Data for processing =>
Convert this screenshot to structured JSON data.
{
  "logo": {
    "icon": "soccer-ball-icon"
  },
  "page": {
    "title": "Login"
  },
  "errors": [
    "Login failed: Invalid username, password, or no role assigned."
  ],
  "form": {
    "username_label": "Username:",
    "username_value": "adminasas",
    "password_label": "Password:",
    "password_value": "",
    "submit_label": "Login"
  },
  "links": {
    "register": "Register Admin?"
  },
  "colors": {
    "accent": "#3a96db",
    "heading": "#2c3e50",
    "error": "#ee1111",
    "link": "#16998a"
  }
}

Problem requirements =>
Retype the records that precede this task, keeping them exactly the same.

Answer =>
Convert this screenshot to structured JSON data.
{
  "logo": {
    "icon": "soccer-ball-icon"
  },
  "page": {
    "title": "Login"
  },
  "errors": [
    "Login failed: Invalid username, password, or no role assigned."
  ],
  "form": {
    "username_label": "Username:",
    "username_value": "adminasas",
    "password_label": "Password:",
    "password_value": "",
    "submit_label": "Login"
  },
  "links": {
    "register": "Register Admin?"
  },
  "colors": {
    "accent": "#3a96db",
    "heading": "#2c3e50",
    "error": "#ee1111",
    "link": "#16998a"
  }
}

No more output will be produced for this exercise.